■ **YOUR TASK**
Reproduce each line exactly.

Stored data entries
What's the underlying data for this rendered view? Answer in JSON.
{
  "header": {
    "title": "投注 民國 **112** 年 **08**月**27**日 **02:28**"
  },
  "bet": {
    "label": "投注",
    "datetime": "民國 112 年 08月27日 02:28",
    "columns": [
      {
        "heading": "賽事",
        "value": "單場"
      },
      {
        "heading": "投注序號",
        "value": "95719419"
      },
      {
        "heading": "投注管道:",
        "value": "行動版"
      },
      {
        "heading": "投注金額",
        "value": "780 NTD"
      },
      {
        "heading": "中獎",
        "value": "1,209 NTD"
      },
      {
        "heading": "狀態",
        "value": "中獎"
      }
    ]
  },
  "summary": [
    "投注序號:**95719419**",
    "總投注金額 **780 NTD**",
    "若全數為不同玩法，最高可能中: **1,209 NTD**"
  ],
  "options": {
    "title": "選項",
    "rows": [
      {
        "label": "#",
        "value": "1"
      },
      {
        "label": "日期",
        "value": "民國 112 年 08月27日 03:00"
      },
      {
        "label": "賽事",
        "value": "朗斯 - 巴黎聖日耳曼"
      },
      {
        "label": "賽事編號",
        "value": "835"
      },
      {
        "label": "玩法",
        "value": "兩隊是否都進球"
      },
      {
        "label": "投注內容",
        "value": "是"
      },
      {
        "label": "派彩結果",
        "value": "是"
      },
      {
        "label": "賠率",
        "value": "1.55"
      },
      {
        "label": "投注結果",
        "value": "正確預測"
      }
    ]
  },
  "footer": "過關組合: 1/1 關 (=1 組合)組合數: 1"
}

■ **WRITTEN REPLY**
What's the underlying data for this rendered view? Answer in JSON.
{
  "header": {
    "title": "投注 民國 **112** 年 **08**月**27**日 **02:28**"
  },
  "bet": {
    "label": "投注",
    "datetime": "民國 112 年 08月27日 02:28",
    "columns": [
      {
        "heading": "賽事",
        "value": "單場"
      },
      {
        "heading": "投注序號",
        "value": "95719419"
      },
      {
        "heading": "投注管道:",
        "value": "行動版"
      },
      {
        "heading": "投注金額",
        "value": "780 NTD"
      },
      {
        "heading": "中獎",
        "value": "1,209 NTD"
      },
      {
        "heading": "狀態",
        "value": "中獎"
      }
    ]
  },
  "summary": [
    "投注序號:**95719419**",
    "總投注金額 **780 NTD**",
    "若全數為不同玩法，最高可能中: **1,209 NTD**"
  ],
  "options": {
    "title": "選項",
    "rows": [
      {
        "label": "#",
        "value": "1"
      },
      {
        "label": "日期",
        "value": "民國 112 年 08月27日 03:00"
      },
      {
        "label": "賽事",
        "value": "朗斯 - 巴黎聖日耳曼"
      },
      {
        "label": "賽事編號",
        "value": "835"
      },
      {
        "label": "玩法",
        "value": "兩隊是否都進球"
      },
      {
        "label": "投注內容",
        "value": "是"
      },
      {
        "label": "派彩結果",
        "value": "是"
      },
      {
        "label": "賠率",
        "value": "1.55"
      },
      {
        "label": "投注結果",
        "value": "正確預測"
      }
    ]
  },
  "footer": "過關組合: 1/1 關 (=1 組合)組合數: 1"
}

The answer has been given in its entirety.